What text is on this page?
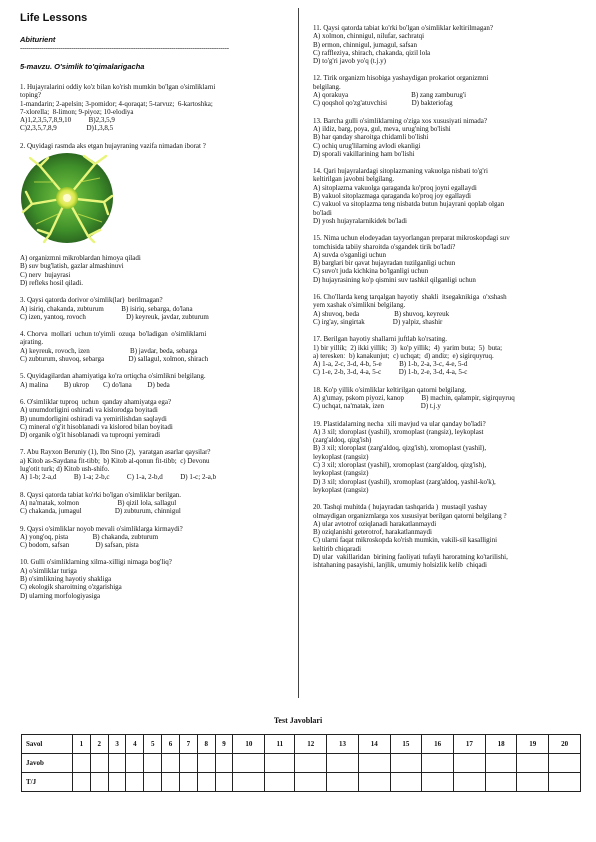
Life Lessons
Abiturient
--------------------------------------------------------------------------------------------------
5-mavzu. O'simlik to'qimalarigacha
1. Hujayralarini oddiy ko'z bilan ko'rish mumkin bo'lgan o'simliklarni
toping?
1-mandarin; 2-apelsin; 3-pomidor; 4-qoraqat; 5-tarvuz;  6-kartoshka;
7-xlorella;  8-limon; 9-piyoz; 10-elodiya
A)1,2,3,5,7,8,9,10          B)2,3,5,9
C)2,3,5,7,8,9                 D)1,3,8,5
2. Quyidagi rasmda aks etgan hujayraning vazifa nimadan iborat ?
A) organizmni mikroblardan himoya qiladi
B) suv bug'latish, gazlar almashinuvi
C) nerv  hujayrasi
D) refleks hosil qiladi.
3. Qaysi qatorda dorivor o'simlik(lar)  berilmagan?
A) isiriq, chakanda, zubturum          B) isiriq, sebarga, do'lana
C) izen, yantoq, rovoch                       D) keyreuk, javdar, zubturum
4. Chorva  mollari  uchun to'yimli  ozuqa  bo'ladigan  o'simliklarni
ajrating.
A) keyreuk, rovoch, izen                       B) javdar, beda, sebarga
C) zubturum, shuvoq, sebarga              D) sallagul, xolmon, shirach
5. Quyidagilardan ahamiyatiga ko'ra ortiqcha o'simlikni belgilang.
A) malina         B) ukrop        C) do'lana         D) beda
6. O'simliklar tuproq  uchun  qanday ahamiyatga ega?
A) unumdorligini oshiradi va kislorodga boyitadi
B) unumdorligini oshiradi va yemirilishdan saqlaydi
C) mineral o'g'it hisoblanadi va kislorod bilan boyitadi
D) organik o'g'it hisoblanadi va tuproqni yemiradi
7. Abu Rayxon Beruniy (1), Ibn Sino (2),  yaratgan asarlar qaysilar?
a) Kitob as-Saydana fit-tibb;  b) Kitob al-qonun fit-tibb;  c) Devonu
lug'otit turk; d) Kitob ush-shifo.
A) 1-b; 2-a,d          B) 1-a; 2-b,c          C) 1-a, 2-b,d          D) 1-c; 2-a,b
8. Qaysi qatorda tabiat ko'rki bo'lgan o'simliklar berilgan.
A) na'matak, xolmon                      B) qizil lola, sallagul
C) chakanda, jumagul                   D) zubturum, chinnigul
9. Qaysi o'simliklar noyob mevali o'simliklarga kirmaydi?
A) yong'oq, pista              B) chakanda, zubturum
C) bodom, safsan               D) safsan, pista
10. Gulli o'simliklarning xilma-xilligi nimaga bog'liq?
A) o'simliklar turiga
B) o'simlikning hayotiy shakliga
C) ekologik sharoitning o'zgarishiga
D) ularning morfologiyasiga
11. Qaysi qatorda tabiat ko'rki bo'lgan o'simliklar keltirilmagan?
A) xolmon, chinnigul, nilufar, sachratqi
B) ermon, chinnigul, jumagul, safsan
C) raffleziya, shirach, chakanda, qizil lola
D) to'g'ri javob yo'q (t.j.y)
12. Tirik organizm hisobiga yashaydigan prokariot organizmni
belgilang.
A) qorakuya                                    B) zang zamburug'i
C) qoqshol qo'zg'atuvchisi              D) bakteriofag
13. Barcha gulli o'simliklarning o'ziga xos xususiyati nimada?
A) ildiz, barg, poya, gul, meva, urug'ning bo'lishi
B) har qanday sharoitga chidamli bo'lishi
C) ochiq urug'lilarning avlodi ekanligi
D) sporali vakillarining ham bo'lishi
14. Qari hujayralardagi sitoplazmaning vakuolga nisbati to'g'ri
keltirilgan javobni belgilang.
A) sitoplazma vakuolga qaraganda ko'proq joyni egallaydi
B) vakuol sitoplazmaga qaraganda ko'proq joy egallaydi
C) vakuol va sitoplazma teng nisbatda butun hujayrani qoplab olgan
bo'ladi
D) yosh hujayralarnikidek bo'ladi
15. Nima uchun elodeyadan tayyorlangan preparat mikroskopdagi suv
tomchisida tabiiy sharoitda o'sgandek tirik bo'ladi?
A) suvda o'sganligi uchun
B) barglari bir qavat hujayradan tuzilganligi uchun
C) suvo't juda kichkina bo'lganligi uchun
D) hujayrasining ko'p qismini suv tashkil qilganligi uchun
16. Cho'llarda keng tarqalgan hayotiy  shakli  itsegaknikiga  o'xshash
yem xashak o'simlikni belgilang.
A) shuvoq, beda                    B) shuvoq, keyreuk
C) irg'ay, singirtak                D) yalpiz, shashir
17. Berilgan hayotiy shallarni juftlab ko'rsating.
1) bir yillik;  2) ikki yillik;  3)  ko'p yillik;  4)  yarim buta;  5)  buta;
a) tereskenː  b) kanakunjut;  c) uchqat;  d) andiz;  e) sigirquyruq.
A) 1-a, 2-c, 3-d, 4-b, 5-e          B) 1-b, 2-a, 3-c, 4-e, 5-d
C) 1-e, 2-b, 3-d, 4-a, 5-c          D) 1-b, 2-e, 3-d, 4-a, 5-c
18. Ko'p yillik o'simliklar keltirilgan qatorni belgilang.
A) g'umay, pskom piyozi, kanop          B) machin, qalampir, sigirquyruq
C) uchqat, na'matak, izen                     D) t.j.y
19. Plastidalarning necha  xili mavjud va ular qanday bo'ladi?
A) 3 xil; xloroplast (yashil), xromoplast (rangsiz), leykoplast
(zarg'aldoq, qizg'ish)
B) 3 xil; xloroplast (zarg'aldoq, qizg'ish), xromoplast (yashil),
leykoplast (rangsiz)
C) 3 xil; xloroplast (yashil), xromoplast (zarg'aldoq, qizg'ish),
leykoplast (rangsiz)
D) 3 xil; xloroplast (yashil), xromoplast (zarg'aldoq, yashil-ko'k),
leykoplast (rangsiz)
20. Tashqi muhitda ( hujayradan tashqarida )  mustaqil yashay
olmaydigan organizmlarga xos xususiyat berilgan qatorni belgilang ?
A) ular avtotrof oziqlanadi harakatlanmaydi
B) oziqlanishi geterotrof, harakatlanmaydi
C) ularni faqat mikroskopda ko'rish mumkin, vakili-sil kasalligini
keltirib chiqaradi
D) ular  vakillaridan  birining faoliyati tufayli haroratning ko'tarilishi,
ishtahaning pasayishi, lanjlik, umumiy holsizlik kelib  chiqadi
Test Javoblari
Savol	1	2	3	4	5	6	7	8	9	10	11	12	13	14	15	16	17	18	19	20
Javob																				
T/J																				
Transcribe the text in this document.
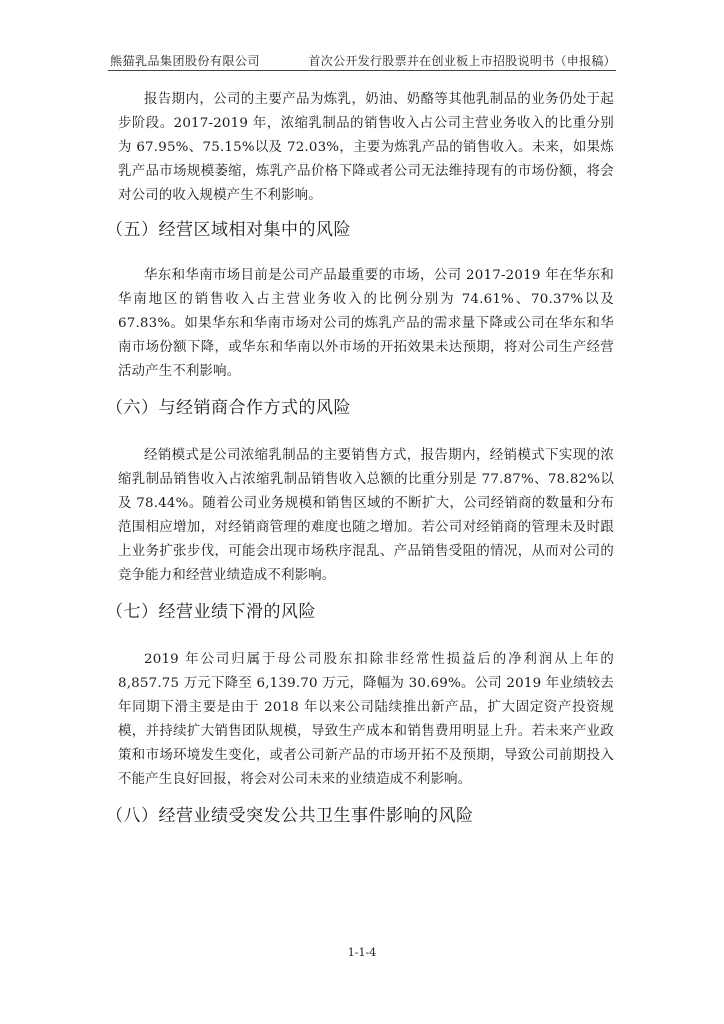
熊猫乳品集团股份有限公司	首次公开发行股票并在创业板上市招股说明书（申报稿）

报告期内，公司的主要产品为炼乳，奶油、奶酪等其他乳制品的业务仍处于起步阶段。2017-2019 年，浓缩乳制品的销售收入占公司主营业务收入的比重分别为 67.95%、75.15%以及 72.03%，主要为炼乳产品的销售收入。未来，如果炼乳产品市场规模萎缩，炼乳产品价格下降或者公司无法维持现有的市场份额，将会对公司的收入规模产生不利影响。

（五）经营区域相对集中的风险

华东和华南市场目前是公司产品最重要的市场，公司 2017-2019 年在华东和华南地区的销售收入占主营业务收入的比例分别为 74.61%、70.37%以及 67.83%。如果华东和华南市场对公司的炼乳产品的需求量下降或公司在华东和华南市场份额下降，或华东和华南以外市场的开拓效果未达预期，将对公司生产经营活动产生不利影响。

（六）与经销商合作方式的风险

经销模式是公司浓缩乳制品的主要销售方式，报告期内，经销模式下实现的浓缩乳制品销售收入占浓缩乳制品销售收入总额的比重分别是 77.87%、78.82%以及 78.44%。随着公司业务规模和销售区域的不断扩大，公司经销商的数量和分布范围相应增加，对经销商管理的难度也随之增加。若公司对经销商的管理未及时跟上业务扩张步伐，可能会出现市场秩序混乱、产品销售受阻的情况，从而对公司的竞争能力和经营业绩造成不利影响。

（七）经营业绩下滑的风险

2019 年公司归属于母公司股东扣除非经常性损益后的净利润从上年的 8,857.75 万元下降至 6,139.70 万元，降幅为 30.69%。公司 2019 年业绩较去年同期下滑主要是由于 2018 年以来公司陆续推出新产品，扩大固定资产投资规模，并持续扩大销售团队规模，导致生产成本和销售费用明显上升。若未来产业政策和市场环境发生变化，或者公司新产品的市场开拓不及预期，导致公司前期投入不能产生良好回报，将会对公司未来的业绩造成不利影响。

（八）经营业绩受突发公共卫生事件影响的风险
1-1-4
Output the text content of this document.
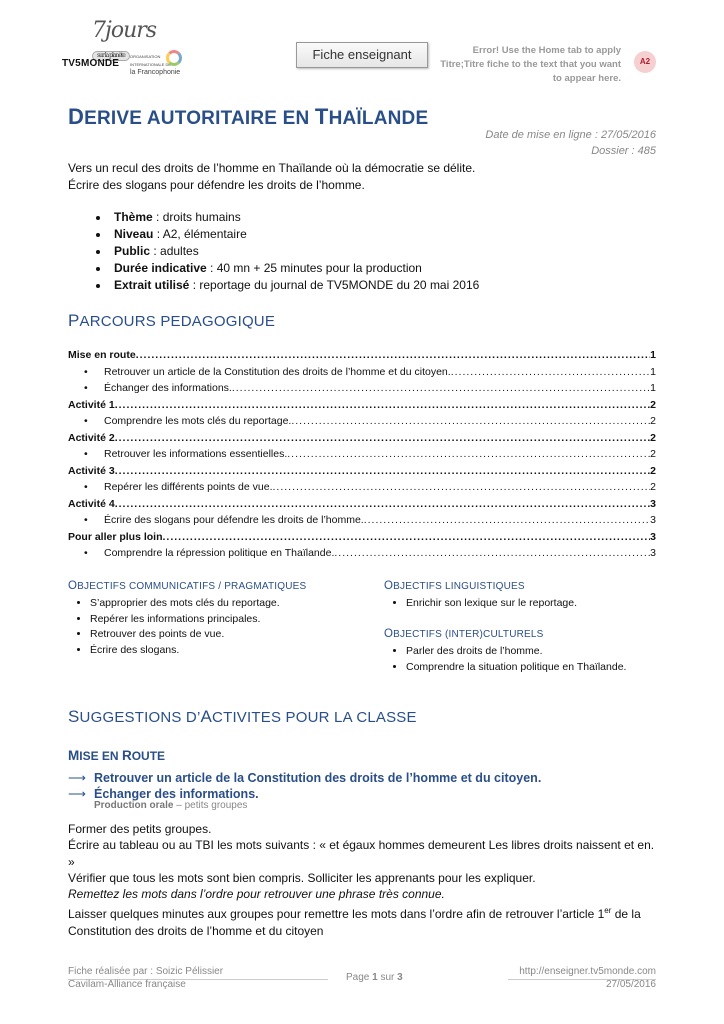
7jours
sur la planète
TV5MONDE
ORGANISATION INTERNATIONALE DE
la Francophonie
Fiche enseignant	Error! Use the Home tab to apply Titre;Titre fiche to the text that you want to appear here.
A2
DERIVE AUTORITAIRE EN THAÏLANDE
Date de mise en ligne : 27/05/2016
Dossier : 485
Vers un recul des droits de l’homme en Thaïlande où la démocratie se délite.
Écrire des slogans pour défendre les droits de l’homme.
• Thème : droits humains
• Niveau : A2, élémentaire
• Public : adultes
• Durée indicative : 40 mn + 25 minutes pour la production
• Extrait utilisé : reportage du journal de TV5MONDE du 20 mai 2016
PARCOURS PEDAGOGIQUE
Mise en route .....	1
•	Retrouver un article de la Constitution des droits de l’homme et du citoyen. .....	1
•	Échanger des informations. .....	1
Activité 1 .....	2
•	Comprendre les mots clés du reportage. .....	2
Activité 2 .....	2
•	Retrouver les informations essentielles. .....	2
Activité 3 .....	2
•	Repérer les différents points de vue. .....	2
Activité 4 .....	3
•	Écrire des slogans pour défendre les droits de l’homme. .....	3
Pour aller plus loin .....	3
•	Comprendre la répression politique en Thaïlande. .....	3
OBJECTIFS COMMUNICATIFS / PRAGMATIQUES
• S’approprier des mots clés du reportage.
• Repérer les informations principales.
• Retrouver des points de vue.
• Écrire des slogans.
OBJECTIFS LINGUISTIQUES
• Enrichir son lexique sur le reportage.
OBJECTIFS (INTER)CULTURELS
• Parler des droits de l’homme.
• Comprendre la situation politique en Thaïlande.
SUGGESTIONS D’ACTIVITES POUR LA CLASSE
MISE EN ROUTE
⟶ Retrouver un article de la Constitution des droits de l’homme et du citoyen.
⟶ Échanger des informations.
Production orale – petits groupes
Former des petits groupes.
Écrire au tableau ou au TBI les mots suivants : « et égaux hommes demeurent Les libres droits naissent et en. »
Vérifier que tous les mots sont bien compris. Solliciter les apprenants pour les expliquer.
Remettez les mots dans l’ordre pour retrouver une phrase très connue.
Laisser quelques minutes aux groupes pour remettre les mots dans l’ordre afin de retrouver l’article 1er de la Constitution des droits de l’homme et du citoyen
Fiche réalisée par : Soizic Pélissier
Cavilam-Alliance française
Page 1 sur 3
http://enseigner.tv5monde.com
27/05/2016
_ _ _ _ _ _ _
Scan the material above. Return every line containing the string "organizmni".

__Exercise output__:
A) organizmni mikroblardan himoya qiladi
12. Tirik organizm hisobiga yashaydigan prokariot organizmni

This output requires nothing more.